Your task >>
Draw out every line with the word "have" from the listing below.

Material to process >>
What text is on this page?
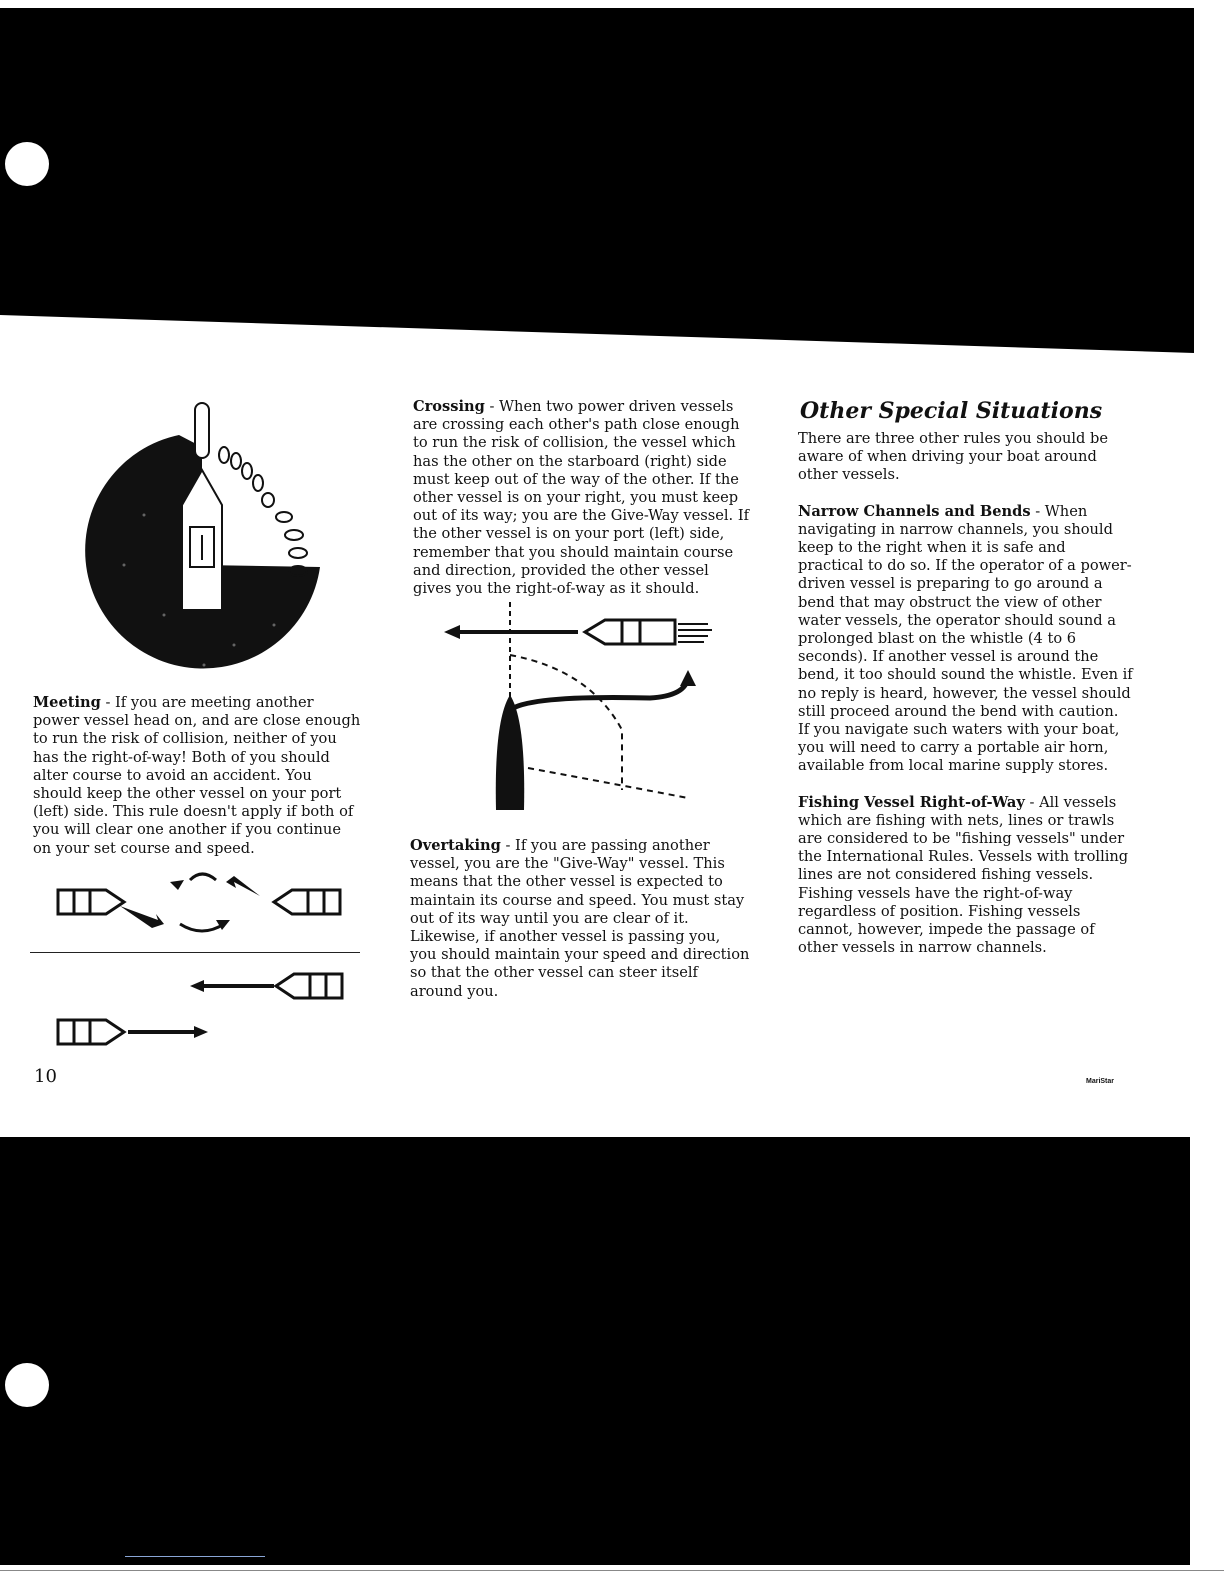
Meeting - If you are meeting another power vessel head on, and are close enough to run the risk of collision, neither of you has the right-of-way! Both of you should alter course to avoid an accident. You should keep the other vessel on your port (left) side. This rule doesn't apply if both of you will clear one another if you continue on your set course and speed.

10

Crossing - When two power driven vessels are crossing each other's path close enough to run the risk of collision, the vessel which has the other on the starboard (right) side must keep out of the way of the other. If the other vessel is on your right, you must keep out of its way; you are the Give-Way vessel. If the other vessel is on your port (left) side, remember that you should maintain course and direction, provided the other vessel gives you the right-of-way as it should.

Overtaking - If you are passing another vessel, you are the "Give-Way" vessel. This means that the other vessel is expected to maintain its course and speed. You must stay out of its way until you are clear of it. Likewise, if another vessel is passing you, you should maintain your speed and direction so that the other vessel can steer itself around you.

Other Special Situations

There are three other rules you should be aware of when driving your boat around other vessels.

Narrow Channels and Bends - When navigating in narrow channels, you should keep to the right when it is safe and practical to do so. If the operator of a power-driven vessel is preparing to go around a bend that may obstruct the view of other water vessels, the operator should sound a prolonged blast on the whistle (4 to 6 seconds). If another vessel is around the bend, it too should sound the whistle. Even if no reply is heard, however, the vessel should still proceed around the bend with caution. If you navigate such waters with your boat, you will need to carry a portable air horn, available from local marine supply stores.

Fishing Vessel Right-of-Way - All vessels which are fishing with nets, lines or trawls are considered to be "fishing vessels" under the International Rules. Vessels with trolling lines are not considered fishing vessels. Fishing vessels have the right-of-way regardless of position. Fishing vessels cannot, however, impede the passage of other vessels in narrow channels.

MariStar
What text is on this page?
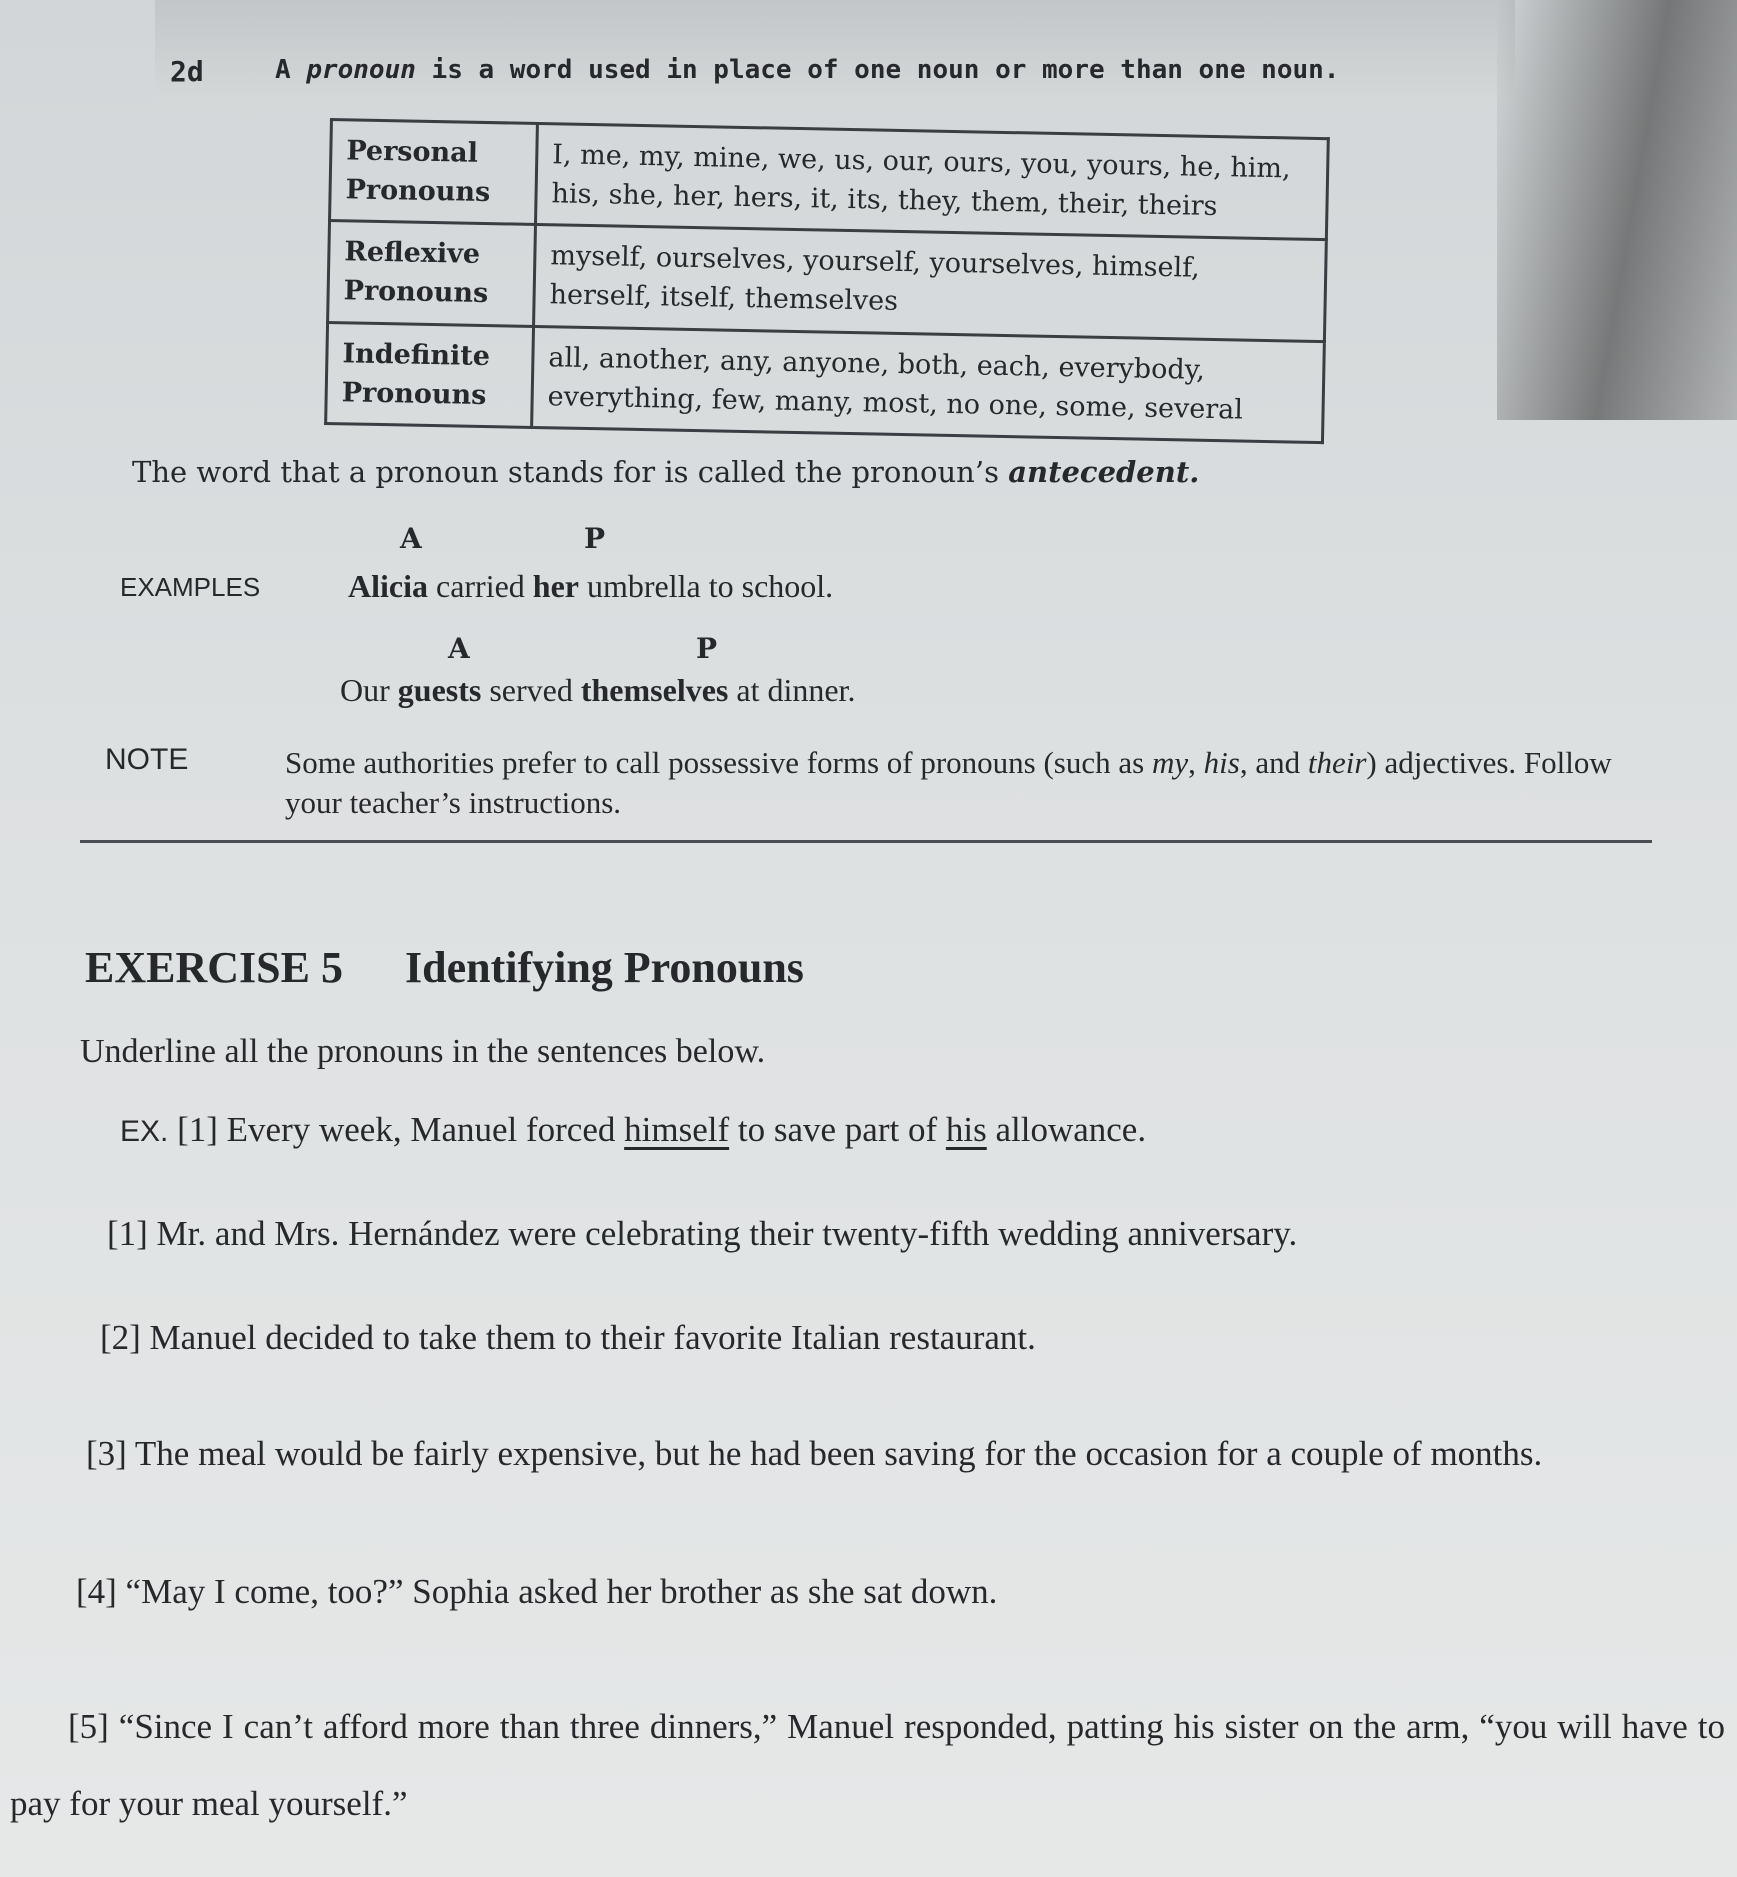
2d	A pronoun is a word used in place of one noun or more than one noun.
Personal Pronouns	I, me, my, mine, we, us, our, ours, you, yours, he, him, his, she, her, hers, it, its, they, them, their, theirs
Reflexive Pronouns	myself, ourselves, yourself, yourselves, himself, herself, itself, themselves
Indefinite Pronouns	all, another, any, anyone, both, each, everybody, everything, few, many, most, no one, some, several
The word that a pronoun stands for is called the pronoun’s antecedent.
A	P
EXAMPLES	Alicia carried her umbrella to school.
A	P
Our guests served themselves at dinner.
NOTE	Some authorities prefer to call possessive forms of pronouns (such as my, his, and their) adjectives. Follow your teacher’s instructions.
EXERCISE 5 Identifying Pronouns
Underline all the pronouns in the sentences below.
EX. [1] Every week, Manuel forced himself to save part of his allowance.
[1] Mr. and Mrs. Hernández were celebrating their twenty-fifth wedding anniversary.
[2] Manuel decided to take them to their favorite Italian restaurant.
[3] The meal would be fairly expensive, but he had been saving for the occasion for a couple of months.
[4] “May I come, too?” Sophia asked her brother as she sat down.
[5] “Since I can’t afford more than three dinners,” Manuel responded, patting his sister on the arm, “you will have to pay for your meal yourself.”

Right answer >>
Fishing Vessel Right-of-Way - All vessels which are fishing with nets, lines or trawls are considered to be "fishing vessels" under the International Rules. Vessels with trolling lines are not considered fishing vessels. Fishing vessels have the right-of-way regardless of position. Fishing vessels cannot, however, impede the passage of other vessels in narrow channels.
[5] “Since I can’t afford more than three dinners,” Manuel responded, patting his sister on the arm, “you will have to pay for your meal yourself.”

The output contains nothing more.